TASK TO CARRY OUT
Take every line where the string "icon" appears and copy it.

***

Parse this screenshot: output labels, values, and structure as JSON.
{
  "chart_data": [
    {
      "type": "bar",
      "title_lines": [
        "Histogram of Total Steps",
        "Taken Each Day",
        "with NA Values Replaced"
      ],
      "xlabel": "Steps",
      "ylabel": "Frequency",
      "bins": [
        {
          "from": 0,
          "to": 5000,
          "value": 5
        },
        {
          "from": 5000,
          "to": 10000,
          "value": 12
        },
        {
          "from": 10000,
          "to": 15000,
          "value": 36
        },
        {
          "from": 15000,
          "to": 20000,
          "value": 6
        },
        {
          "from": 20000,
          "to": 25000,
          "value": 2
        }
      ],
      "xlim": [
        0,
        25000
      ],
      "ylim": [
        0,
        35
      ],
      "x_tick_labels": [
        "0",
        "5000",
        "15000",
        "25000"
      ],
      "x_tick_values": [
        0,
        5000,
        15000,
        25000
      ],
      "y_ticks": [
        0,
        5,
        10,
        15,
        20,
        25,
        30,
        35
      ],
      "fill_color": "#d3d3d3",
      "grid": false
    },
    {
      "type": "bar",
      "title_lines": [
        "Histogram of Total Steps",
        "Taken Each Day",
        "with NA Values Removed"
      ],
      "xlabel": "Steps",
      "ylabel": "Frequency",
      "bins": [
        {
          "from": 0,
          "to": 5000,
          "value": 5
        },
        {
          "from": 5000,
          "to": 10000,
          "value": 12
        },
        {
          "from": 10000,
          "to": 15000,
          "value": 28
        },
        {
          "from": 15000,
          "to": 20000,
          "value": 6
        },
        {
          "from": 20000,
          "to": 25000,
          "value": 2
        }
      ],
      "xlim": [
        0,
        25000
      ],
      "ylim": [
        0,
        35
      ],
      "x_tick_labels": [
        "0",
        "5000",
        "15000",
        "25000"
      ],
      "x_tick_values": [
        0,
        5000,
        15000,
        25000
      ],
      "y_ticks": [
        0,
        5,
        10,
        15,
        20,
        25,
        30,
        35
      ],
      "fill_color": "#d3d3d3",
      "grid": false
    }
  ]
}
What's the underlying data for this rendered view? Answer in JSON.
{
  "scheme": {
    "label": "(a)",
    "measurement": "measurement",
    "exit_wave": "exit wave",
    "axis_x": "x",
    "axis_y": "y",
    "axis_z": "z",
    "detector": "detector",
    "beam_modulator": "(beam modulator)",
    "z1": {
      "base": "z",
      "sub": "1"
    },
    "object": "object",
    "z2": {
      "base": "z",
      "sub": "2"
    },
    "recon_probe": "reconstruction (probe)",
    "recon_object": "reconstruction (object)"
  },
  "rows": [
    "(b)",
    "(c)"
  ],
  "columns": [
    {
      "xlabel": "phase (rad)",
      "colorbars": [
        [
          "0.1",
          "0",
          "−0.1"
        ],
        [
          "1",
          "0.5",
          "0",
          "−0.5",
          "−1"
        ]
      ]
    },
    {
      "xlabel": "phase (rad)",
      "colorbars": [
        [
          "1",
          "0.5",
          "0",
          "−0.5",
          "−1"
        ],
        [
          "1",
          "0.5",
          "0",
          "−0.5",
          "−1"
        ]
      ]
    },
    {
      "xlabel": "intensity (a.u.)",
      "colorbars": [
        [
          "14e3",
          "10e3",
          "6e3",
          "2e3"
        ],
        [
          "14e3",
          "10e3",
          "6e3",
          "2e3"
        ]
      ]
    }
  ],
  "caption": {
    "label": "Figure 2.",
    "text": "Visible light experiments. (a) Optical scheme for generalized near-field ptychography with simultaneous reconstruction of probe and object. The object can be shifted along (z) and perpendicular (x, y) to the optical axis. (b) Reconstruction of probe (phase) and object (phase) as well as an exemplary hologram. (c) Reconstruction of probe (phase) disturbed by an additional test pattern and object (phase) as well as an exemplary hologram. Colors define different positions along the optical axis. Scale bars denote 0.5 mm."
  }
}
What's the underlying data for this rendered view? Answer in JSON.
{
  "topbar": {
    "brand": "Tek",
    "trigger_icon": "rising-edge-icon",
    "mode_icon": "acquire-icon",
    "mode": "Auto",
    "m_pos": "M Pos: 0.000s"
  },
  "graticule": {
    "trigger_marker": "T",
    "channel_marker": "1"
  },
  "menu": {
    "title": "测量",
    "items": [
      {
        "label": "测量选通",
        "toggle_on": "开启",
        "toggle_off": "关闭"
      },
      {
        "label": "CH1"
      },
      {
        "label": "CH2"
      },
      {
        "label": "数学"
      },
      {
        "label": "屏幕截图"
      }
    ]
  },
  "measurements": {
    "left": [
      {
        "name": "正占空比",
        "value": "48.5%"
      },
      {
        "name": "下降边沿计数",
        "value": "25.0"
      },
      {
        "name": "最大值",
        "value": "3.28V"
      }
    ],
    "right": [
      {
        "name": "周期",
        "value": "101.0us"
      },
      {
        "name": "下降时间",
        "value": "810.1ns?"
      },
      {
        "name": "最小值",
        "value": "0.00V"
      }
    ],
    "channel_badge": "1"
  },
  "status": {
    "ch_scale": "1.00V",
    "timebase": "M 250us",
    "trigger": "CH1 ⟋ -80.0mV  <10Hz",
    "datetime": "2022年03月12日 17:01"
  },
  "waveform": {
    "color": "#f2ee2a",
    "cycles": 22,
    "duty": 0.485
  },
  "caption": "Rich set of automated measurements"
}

***

SOLUTION TO THE EXERCISE
    "trigger_icon": "rising-edge-icon",
    "mode_icon": "acquire-icon",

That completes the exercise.